→ TASK OBJECTIVE: Return the entries in their entirety, precisely as given.

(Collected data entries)

____

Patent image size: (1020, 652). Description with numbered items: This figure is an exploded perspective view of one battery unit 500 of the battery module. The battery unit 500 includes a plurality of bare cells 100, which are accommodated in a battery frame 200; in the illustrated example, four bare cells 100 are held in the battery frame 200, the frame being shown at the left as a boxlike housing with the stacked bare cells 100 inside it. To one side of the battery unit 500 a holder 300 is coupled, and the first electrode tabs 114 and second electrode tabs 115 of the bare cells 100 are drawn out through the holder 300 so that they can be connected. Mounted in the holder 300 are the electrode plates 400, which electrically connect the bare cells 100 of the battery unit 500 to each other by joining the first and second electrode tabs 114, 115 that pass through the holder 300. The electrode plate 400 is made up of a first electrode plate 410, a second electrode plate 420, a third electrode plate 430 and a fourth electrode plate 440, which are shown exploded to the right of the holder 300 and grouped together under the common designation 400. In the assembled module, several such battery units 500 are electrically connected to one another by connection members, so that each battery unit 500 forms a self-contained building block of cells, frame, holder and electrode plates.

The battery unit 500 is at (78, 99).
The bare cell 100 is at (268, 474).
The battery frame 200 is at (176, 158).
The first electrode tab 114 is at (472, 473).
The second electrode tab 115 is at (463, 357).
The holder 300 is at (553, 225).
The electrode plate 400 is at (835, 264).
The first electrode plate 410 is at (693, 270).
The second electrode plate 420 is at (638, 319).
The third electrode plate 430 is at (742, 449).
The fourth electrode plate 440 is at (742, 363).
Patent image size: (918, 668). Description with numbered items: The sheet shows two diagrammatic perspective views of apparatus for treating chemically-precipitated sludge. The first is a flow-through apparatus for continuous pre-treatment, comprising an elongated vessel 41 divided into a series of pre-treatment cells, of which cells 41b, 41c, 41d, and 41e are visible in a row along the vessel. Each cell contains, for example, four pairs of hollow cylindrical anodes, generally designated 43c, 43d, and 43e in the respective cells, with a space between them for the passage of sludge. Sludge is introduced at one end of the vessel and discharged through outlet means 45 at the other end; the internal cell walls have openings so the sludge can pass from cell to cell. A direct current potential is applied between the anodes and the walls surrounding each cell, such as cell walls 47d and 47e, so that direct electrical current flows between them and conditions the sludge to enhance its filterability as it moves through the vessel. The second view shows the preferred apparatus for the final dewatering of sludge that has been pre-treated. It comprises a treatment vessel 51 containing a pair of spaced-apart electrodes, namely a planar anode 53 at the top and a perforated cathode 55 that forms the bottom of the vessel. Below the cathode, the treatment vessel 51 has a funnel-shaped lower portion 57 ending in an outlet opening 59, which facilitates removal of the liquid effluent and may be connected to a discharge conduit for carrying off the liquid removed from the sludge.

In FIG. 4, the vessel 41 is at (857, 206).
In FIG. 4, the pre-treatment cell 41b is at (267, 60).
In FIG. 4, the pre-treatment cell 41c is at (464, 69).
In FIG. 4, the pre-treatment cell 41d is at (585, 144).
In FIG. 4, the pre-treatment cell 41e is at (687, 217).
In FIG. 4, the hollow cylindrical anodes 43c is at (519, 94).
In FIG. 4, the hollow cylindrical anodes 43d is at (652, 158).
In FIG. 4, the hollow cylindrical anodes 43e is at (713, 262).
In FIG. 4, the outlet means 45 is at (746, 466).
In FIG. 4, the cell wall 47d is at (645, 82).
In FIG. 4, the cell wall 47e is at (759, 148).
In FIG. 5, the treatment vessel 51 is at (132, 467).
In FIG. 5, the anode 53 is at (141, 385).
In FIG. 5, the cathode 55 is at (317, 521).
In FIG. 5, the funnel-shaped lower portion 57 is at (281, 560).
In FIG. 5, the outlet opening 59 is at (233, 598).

____

→ WRITTEN REPLY:
Patent image size: (1020, 652). Description with numbered items: This figure is an exploded perspective view of one battery unit 500 of the battery module. The battery unit 500 includes a plurality of bare cells 100, which are accommodated in a battery frame 200; in the illustrated example, four bare cells 100 are held in the battery frame 200, the frame being shown at the left as a boxlike housing with the stacked bare cells 100 inside it. To one side of the battery unit 500 a holder 300 is coupled, and the first electrode tabs 114 and second electrode tabs 115 of the bare cells 100 are drawn out through the holder 300 so that they can be connected. Mounted in the holder 300 are the electrode plates 400, which electrically connect the bare cells 100 of the battery unit 500 to each other by joining the first and second electrode tabs 114, 115 that pass through the holder 300. The electrode plate 400 is made up of a first electrode plate 410, a second electrode plate 420, a third electrode plate 430 and a fourth electrode plate 440, which are shown exploded to the right of the holder 300 and grouped together under the common designation 400. In the assembled module, several such battery units 500 are electrically connected to one another by connection members, so that each battery unit 500 forms a self-contained building block of cells, frame, holder and electrode plates.

The battery unit 500 is at (78, 99).
The bare cell 100 is at (268, 474).
The battery frame 200 is at (176, 158).
The first electrode tab 114 is at (472, 473).
The second electrode tab 115 is at (463, 357).
The holder 300 is at (553, 225).
The electrode plate 400 is at (835, 264).
The first electrode plate 410 is at (693, 270).
The second electrode plate 420 is at (638, 319).
The third electrode plate 430 is at (742, 449).
The fourth electrode plate 440 is at (742, 363).
Patent image size: (918, 668). Description with numbered items: The sheet shows two diagrammatic perspective views of apparatus for treating chemically-precipitated sludge. The first is a flow-through apparatus for continuous pre-treatment, comprising an elongated vessel 41 divided into a series of pre-treatment cells, of which cells 41b, 41c, 41d, and 41e are visible in a row along the vessel. Each cell contains, for example, four pairs of hollow cylindrical anodes, generally designated 43c, 43d, and 43e in the respective cells, with a space between them for the passage of sludge. Sludge is introduced at one end of the vessel and discharged through outlet means 45 at the other end; the internal cell walls have openings so the sludge can pass from cell to cell. A direct current potential is applied between the anodes and the walls surrounding each cell, such as cell walls 47d and 47e, so that direct electrical current flows between them and conditions the sludge to enhance its filterability as it moves through the vessel. The second view shows the preferred apparatus for the final dewatering of sludge that has been pre-treated. It comprises a treatment vessel 51 containing a pair of spaced-apart electrodes, namely a planar anode 53 at the top and a perforated cathode 55 that forms the bottom of the vessel. Below the cathode, the treatment vessel 51 has a funnel-shaped lower portion 57 ending in an outlet opening 59, which facilitates removal of the liquid effluent and may be connected to a discharge conduit for carrying off the liquid removed from the sludge.

In FIG. 4, the vessel 41 is at (857, 206).
In FIG. 4, the pre-treatment cell 41b is at (267, 60).
In FIG. 4, the pre-treatment cell 41c is at (464, 69).
In FIG. 4, the pre-treatment cell 41d is at (585, 144).
In FIG. 4, the pre-treatment cell 41e is at (687, 217).
In FIG. 4, the hollow cylindrical anodes 43c is at (519, 94).
In FIG. 4, the hollow cylindrical anodes 43d is at (652, 158).
In FIG. 4, the hollow cylindrical anodes 43e is at (713, 262).
In FIG. 4, the outlet means 45 is at (746, 466).
In FIG. 4, the cell wall 47d is at (645, 82).
In FIG. 4, the cell wall 47e is at (759, 148).
In FIG. 5, the treatment vessel 51 is at (132, 467).
In FIG. 5, the anode 53 is at (141, 385).
In FIG. 5, the cathode 55 is at (317, 521).
In FIG. 5, the funnel-shaped lower portion 57 is at (281, 560).
In FIG. 5, the outlet opening 59 is at (233, 598).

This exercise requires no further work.